--- Start STORED ROWS ---
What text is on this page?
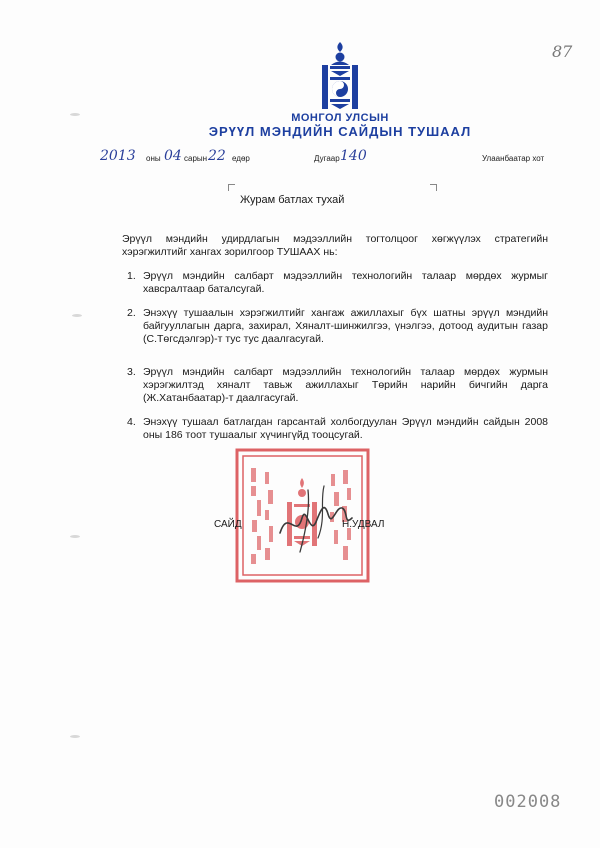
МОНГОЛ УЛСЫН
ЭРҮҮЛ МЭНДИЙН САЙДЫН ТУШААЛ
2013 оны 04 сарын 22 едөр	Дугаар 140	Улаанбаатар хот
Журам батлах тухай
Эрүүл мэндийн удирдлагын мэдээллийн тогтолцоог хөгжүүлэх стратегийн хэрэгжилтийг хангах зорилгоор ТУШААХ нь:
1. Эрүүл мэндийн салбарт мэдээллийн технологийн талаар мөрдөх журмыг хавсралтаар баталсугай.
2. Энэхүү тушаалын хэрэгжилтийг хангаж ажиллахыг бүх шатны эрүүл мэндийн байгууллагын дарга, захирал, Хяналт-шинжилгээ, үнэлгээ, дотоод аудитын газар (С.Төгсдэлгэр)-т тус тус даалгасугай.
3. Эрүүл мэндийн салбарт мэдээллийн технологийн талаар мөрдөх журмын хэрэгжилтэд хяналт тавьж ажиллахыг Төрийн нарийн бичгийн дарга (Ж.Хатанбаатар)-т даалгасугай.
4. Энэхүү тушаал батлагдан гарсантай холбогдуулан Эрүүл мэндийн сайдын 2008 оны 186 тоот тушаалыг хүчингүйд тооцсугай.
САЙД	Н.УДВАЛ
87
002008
--- End STORED ROWS ---
--- Start STORED ROWS ---
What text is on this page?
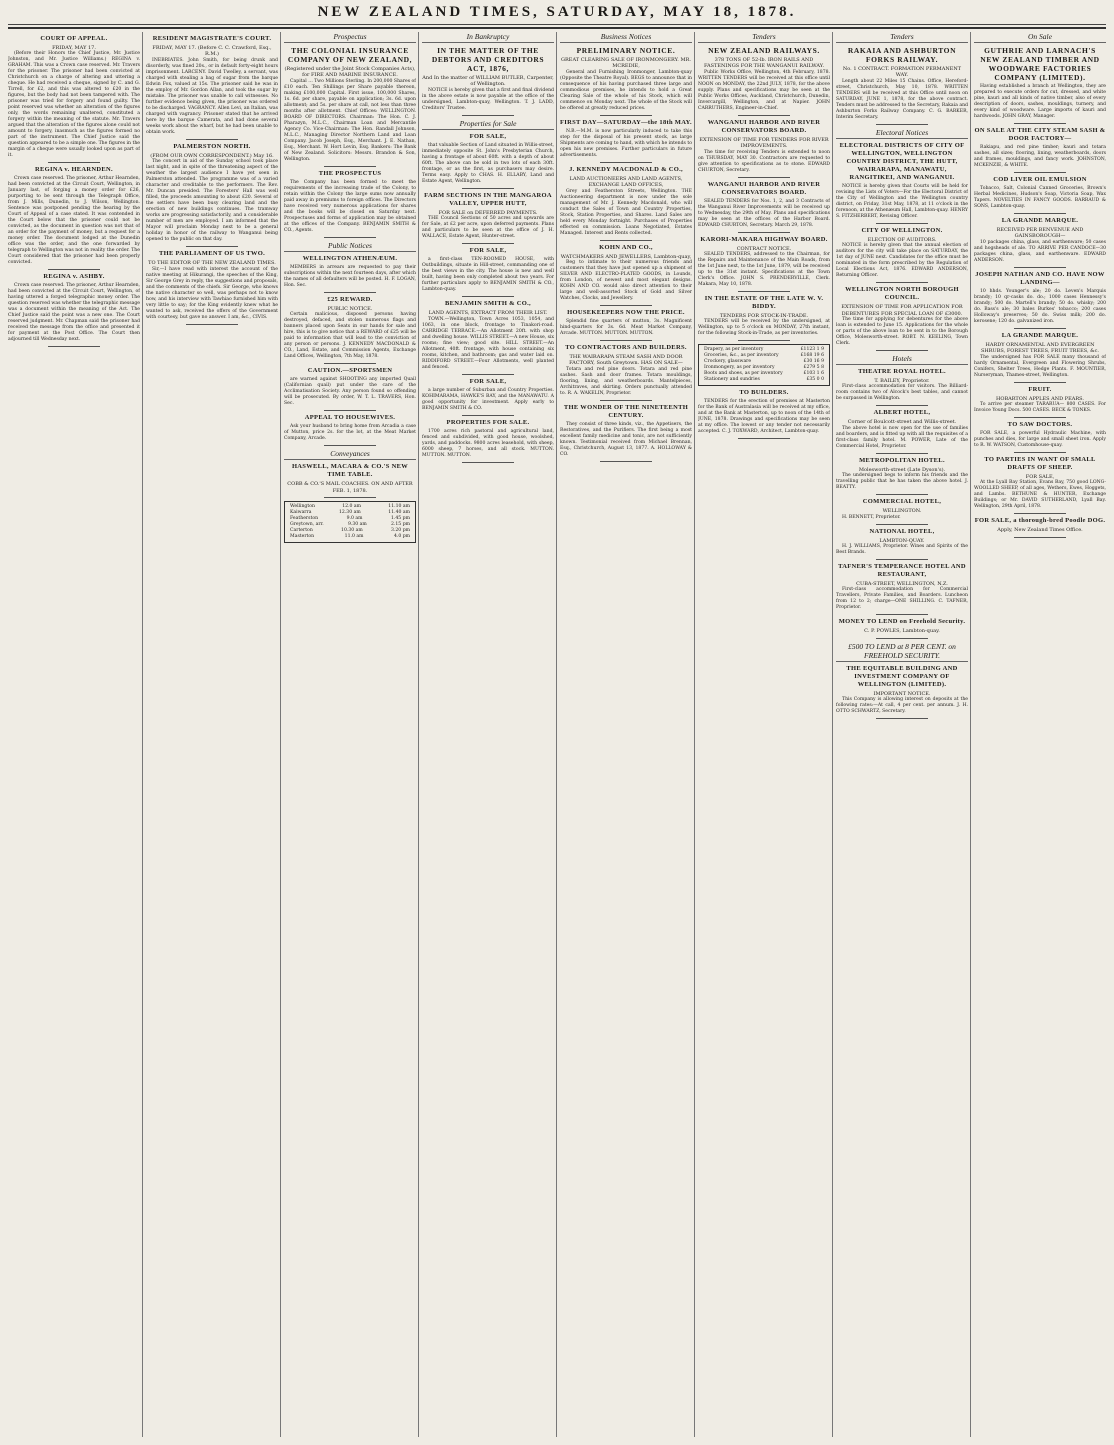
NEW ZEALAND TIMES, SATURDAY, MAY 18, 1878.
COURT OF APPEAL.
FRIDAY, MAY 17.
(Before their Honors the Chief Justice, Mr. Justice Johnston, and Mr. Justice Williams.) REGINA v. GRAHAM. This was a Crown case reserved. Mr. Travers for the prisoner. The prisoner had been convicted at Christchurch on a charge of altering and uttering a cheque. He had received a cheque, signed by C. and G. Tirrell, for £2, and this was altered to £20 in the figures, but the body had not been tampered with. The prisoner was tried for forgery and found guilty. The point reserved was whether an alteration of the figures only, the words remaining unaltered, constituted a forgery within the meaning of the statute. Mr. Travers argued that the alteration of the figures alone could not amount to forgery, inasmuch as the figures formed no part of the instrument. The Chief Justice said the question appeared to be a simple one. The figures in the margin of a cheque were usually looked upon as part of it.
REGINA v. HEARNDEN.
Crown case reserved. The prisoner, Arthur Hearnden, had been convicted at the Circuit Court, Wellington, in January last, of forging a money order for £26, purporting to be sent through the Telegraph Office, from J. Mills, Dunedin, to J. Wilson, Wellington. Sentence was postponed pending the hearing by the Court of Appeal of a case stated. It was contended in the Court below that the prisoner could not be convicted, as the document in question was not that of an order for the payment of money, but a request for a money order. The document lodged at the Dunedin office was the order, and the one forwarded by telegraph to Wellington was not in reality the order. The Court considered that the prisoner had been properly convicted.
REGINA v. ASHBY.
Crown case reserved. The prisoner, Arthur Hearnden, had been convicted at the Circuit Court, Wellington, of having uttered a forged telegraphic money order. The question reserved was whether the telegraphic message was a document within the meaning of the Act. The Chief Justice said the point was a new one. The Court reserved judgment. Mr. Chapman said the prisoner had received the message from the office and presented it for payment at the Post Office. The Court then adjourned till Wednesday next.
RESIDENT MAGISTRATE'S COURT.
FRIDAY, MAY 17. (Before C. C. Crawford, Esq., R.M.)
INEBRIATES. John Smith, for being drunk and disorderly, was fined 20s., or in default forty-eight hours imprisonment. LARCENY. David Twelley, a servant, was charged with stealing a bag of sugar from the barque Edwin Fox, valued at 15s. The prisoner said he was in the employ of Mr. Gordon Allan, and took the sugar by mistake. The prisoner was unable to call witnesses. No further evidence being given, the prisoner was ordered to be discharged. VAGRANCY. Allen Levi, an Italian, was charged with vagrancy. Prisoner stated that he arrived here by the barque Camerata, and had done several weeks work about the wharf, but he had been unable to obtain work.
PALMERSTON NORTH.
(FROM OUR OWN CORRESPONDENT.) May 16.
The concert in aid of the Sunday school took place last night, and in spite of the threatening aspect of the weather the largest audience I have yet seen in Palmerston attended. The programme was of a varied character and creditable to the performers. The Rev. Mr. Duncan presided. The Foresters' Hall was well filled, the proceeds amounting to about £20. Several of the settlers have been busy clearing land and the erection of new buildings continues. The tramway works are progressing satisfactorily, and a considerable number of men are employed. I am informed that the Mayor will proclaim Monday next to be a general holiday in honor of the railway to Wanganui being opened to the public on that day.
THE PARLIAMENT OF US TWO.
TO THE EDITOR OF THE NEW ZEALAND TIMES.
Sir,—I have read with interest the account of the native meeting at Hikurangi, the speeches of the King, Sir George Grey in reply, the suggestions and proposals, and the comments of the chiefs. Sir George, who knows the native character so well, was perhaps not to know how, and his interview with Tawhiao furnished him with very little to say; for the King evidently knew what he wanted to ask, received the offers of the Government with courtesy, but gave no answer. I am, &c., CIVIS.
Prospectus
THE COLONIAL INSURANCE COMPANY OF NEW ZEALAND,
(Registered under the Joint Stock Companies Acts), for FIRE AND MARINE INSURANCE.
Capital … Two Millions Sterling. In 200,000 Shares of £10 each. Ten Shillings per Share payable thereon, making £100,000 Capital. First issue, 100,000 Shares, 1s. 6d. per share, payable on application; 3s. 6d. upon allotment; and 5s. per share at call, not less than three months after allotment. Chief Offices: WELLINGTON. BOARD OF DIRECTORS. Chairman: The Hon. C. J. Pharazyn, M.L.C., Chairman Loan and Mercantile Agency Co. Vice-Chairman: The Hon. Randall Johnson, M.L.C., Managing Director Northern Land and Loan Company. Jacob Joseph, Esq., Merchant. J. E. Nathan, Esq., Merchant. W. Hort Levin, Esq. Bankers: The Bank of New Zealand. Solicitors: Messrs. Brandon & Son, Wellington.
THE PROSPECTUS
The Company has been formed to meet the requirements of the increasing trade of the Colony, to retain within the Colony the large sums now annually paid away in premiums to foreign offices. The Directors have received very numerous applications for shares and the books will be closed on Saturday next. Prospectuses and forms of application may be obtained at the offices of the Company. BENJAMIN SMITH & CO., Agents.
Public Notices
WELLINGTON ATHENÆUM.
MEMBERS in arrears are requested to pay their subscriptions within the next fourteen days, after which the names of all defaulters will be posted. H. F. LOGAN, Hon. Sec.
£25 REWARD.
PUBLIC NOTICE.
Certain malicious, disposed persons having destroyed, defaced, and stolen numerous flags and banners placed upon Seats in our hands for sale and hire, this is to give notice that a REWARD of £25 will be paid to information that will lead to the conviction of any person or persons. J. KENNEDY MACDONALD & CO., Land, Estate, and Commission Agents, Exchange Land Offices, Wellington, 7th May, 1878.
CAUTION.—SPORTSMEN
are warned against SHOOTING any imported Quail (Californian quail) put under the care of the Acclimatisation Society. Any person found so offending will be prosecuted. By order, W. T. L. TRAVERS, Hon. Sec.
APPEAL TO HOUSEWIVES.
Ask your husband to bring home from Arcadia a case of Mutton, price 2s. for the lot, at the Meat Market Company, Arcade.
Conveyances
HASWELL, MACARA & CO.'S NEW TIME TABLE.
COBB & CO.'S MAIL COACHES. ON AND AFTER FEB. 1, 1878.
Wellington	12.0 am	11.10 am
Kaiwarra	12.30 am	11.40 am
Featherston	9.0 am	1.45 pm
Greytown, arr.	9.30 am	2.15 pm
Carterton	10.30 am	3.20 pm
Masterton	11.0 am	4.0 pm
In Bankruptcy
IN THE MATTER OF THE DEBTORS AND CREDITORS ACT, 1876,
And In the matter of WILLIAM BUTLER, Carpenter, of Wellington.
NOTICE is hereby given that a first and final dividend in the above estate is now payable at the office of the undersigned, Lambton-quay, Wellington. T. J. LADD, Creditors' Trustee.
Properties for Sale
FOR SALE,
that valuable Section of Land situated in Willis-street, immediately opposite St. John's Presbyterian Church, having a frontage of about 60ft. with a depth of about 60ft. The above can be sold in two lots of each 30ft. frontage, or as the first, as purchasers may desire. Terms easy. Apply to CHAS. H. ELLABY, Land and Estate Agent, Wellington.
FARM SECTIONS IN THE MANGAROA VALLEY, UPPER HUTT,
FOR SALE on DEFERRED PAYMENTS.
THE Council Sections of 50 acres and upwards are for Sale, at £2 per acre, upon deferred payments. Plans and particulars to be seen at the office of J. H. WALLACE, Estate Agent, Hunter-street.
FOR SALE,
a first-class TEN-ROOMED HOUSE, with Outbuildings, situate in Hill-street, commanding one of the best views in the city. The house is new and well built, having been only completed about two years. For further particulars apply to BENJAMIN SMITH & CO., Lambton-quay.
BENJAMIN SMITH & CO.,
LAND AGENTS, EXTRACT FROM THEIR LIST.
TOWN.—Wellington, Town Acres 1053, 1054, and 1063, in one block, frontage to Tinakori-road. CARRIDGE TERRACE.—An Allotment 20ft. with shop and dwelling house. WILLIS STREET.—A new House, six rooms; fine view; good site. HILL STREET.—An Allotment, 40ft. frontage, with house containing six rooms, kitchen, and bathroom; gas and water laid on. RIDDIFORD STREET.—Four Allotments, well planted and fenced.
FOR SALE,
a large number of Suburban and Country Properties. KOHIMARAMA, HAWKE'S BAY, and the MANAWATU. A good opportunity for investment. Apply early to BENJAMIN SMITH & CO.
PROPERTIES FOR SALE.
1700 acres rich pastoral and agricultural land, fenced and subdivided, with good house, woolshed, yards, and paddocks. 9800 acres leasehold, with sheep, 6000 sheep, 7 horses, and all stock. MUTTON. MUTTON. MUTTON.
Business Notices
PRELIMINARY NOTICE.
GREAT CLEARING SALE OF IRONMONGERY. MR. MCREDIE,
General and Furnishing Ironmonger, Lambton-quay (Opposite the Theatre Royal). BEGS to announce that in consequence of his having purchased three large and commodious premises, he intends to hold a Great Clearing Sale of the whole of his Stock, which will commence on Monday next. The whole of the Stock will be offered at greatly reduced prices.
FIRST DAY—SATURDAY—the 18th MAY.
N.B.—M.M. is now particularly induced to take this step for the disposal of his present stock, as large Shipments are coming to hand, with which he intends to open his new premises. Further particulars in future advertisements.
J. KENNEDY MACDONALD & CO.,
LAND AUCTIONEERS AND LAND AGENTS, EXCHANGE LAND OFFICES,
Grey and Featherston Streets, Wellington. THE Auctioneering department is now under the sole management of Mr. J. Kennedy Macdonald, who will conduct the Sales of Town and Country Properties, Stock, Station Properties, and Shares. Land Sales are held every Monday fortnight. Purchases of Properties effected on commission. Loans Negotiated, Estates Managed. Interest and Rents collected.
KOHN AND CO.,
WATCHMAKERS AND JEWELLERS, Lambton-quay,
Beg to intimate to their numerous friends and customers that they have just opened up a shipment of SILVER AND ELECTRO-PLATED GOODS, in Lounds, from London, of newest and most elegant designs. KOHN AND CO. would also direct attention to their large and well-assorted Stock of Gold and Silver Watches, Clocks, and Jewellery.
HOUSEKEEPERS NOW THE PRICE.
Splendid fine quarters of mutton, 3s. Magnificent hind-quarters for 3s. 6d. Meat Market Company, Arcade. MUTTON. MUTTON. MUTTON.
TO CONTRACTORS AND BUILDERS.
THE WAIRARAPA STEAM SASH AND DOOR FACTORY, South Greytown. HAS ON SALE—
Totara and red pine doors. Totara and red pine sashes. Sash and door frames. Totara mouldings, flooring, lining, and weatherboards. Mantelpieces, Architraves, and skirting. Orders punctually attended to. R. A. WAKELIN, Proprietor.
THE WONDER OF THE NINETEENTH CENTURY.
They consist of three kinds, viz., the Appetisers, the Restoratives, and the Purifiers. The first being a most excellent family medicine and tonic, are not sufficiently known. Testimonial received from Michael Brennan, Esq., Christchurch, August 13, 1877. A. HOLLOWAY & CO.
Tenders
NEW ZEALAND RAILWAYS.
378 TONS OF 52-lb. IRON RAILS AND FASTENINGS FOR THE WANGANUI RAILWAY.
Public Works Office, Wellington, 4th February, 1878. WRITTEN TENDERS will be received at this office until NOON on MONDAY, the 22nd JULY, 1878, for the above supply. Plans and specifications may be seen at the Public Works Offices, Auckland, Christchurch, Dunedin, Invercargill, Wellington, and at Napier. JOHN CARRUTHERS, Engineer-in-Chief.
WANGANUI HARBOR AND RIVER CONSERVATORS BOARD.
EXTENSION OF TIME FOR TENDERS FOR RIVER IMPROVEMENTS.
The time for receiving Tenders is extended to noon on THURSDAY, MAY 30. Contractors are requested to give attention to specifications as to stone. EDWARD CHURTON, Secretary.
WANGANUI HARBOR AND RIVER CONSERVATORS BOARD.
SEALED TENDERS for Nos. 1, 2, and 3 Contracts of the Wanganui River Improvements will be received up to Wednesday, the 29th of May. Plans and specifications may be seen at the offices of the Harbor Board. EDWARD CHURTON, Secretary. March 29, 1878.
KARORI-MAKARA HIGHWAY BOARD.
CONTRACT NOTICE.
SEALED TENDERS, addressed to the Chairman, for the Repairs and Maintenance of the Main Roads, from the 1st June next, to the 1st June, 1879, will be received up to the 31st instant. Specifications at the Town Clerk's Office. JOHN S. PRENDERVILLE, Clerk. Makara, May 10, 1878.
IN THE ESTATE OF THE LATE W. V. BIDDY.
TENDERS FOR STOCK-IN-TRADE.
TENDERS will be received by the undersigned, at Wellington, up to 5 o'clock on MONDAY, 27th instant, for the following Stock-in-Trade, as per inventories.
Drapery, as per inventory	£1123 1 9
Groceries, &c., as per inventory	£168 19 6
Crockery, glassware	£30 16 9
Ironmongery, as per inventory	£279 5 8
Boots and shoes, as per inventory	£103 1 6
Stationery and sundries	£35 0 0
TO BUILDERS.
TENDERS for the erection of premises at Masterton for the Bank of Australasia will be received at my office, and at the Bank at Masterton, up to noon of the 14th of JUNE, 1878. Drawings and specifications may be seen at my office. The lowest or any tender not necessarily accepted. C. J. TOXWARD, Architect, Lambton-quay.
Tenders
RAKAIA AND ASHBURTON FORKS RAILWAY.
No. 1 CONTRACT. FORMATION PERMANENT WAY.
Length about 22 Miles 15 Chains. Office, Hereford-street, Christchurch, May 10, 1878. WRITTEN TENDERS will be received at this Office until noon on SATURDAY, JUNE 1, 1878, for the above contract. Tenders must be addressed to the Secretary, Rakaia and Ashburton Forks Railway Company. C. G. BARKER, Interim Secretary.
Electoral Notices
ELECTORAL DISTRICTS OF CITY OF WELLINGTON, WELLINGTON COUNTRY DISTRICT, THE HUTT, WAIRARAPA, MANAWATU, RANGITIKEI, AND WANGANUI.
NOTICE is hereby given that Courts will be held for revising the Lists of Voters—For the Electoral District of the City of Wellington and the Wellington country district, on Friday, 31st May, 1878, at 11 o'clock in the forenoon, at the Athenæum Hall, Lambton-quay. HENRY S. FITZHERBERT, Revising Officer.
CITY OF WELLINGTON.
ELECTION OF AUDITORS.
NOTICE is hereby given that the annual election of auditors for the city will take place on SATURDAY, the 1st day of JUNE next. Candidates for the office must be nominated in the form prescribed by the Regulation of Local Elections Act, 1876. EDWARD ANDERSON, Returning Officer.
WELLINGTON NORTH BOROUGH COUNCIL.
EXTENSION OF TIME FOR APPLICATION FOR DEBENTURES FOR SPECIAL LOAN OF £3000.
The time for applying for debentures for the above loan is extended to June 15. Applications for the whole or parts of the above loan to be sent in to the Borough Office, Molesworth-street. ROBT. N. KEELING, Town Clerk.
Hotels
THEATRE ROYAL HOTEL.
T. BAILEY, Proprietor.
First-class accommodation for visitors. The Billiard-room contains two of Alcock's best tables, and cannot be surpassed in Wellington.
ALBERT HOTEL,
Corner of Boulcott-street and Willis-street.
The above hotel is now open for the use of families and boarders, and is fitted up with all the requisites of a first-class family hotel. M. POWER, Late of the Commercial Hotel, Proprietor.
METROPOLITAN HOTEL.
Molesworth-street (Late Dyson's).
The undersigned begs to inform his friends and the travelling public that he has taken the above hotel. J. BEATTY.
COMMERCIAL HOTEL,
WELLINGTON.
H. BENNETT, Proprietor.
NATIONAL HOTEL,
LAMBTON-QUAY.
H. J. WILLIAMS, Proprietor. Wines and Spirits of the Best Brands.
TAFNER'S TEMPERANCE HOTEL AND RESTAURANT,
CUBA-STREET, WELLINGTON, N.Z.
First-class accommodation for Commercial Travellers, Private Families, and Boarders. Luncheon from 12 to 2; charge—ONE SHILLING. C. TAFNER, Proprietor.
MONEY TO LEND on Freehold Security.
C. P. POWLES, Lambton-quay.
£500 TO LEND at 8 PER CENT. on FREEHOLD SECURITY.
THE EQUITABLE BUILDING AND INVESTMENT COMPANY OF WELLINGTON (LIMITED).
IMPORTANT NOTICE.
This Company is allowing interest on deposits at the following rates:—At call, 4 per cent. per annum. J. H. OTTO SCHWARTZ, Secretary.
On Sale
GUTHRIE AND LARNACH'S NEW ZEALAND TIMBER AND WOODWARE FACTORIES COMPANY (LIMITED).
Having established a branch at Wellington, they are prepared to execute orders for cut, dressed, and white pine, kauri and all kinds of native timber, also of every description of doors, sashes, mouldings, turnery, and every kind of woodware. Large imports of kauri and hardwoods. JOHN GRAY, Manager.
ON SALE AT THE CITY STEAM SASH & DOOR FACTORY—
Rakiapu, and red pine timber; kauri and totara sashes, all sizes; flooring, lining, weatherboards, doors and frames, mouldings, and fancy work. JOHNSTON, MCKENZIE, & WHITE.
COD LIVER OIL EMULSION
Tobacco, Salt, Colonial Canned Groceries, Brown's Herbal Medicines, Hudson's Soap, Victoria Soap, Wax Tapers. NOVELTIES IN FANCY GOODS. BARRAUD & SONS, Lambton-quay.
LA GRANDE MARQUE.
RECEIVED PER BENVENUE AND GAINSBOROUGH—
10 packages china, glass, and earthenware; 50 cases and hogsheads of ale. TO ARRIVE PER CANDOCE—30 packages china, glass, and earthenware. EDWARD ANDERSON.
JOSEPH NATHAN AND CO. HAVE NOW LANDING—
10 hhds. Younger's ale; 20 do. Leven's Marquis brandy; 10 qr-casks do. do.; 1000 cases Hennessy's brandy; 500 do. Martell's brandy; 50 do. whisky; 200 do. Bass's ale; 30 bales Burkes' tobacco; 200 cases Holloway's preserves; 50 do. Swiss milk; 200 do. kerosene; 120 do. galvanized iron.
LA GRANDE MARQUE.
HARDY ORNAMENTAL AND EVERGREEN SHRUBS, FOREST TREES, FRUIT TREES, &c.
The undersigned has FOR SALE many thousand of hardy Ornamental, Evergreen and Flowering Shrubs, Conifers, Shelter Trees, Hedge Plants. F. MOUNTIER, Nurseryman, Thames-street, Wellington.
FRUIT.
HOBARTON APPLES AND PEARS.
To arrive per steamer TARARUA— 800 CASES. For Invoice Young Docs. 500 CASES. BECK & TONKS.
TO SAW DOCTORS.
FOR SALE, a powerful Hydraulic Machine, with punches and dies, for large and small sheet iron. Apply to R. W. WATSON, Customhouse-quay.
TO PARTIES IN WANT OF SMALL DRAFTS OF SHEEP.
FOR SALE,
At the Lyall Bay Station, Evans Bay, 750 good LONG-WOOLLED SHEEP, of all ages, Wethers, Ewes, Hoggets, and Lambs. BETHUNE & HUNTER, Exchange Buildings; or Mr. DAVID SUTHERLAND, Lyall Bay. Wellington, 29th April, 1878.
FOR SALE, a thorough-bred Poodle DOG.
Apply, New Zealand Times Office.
--- End STORED ROWS ---
* [TASK STATEMENT]: Each line that holds the word "accommodation" should be extracted from the records.

* [SOLUTION BELOW]:
First-class accommodation for visitors. The Billiard-room contains two of Alcock's best tables, and cannot be surpassed in Wellington.
First-class accommodation for Commercial Travellers, Private Families, and Boarders. Luncheon from 12 to 2; charge—ONE SHILLING. C. TAFNER, Proprietor.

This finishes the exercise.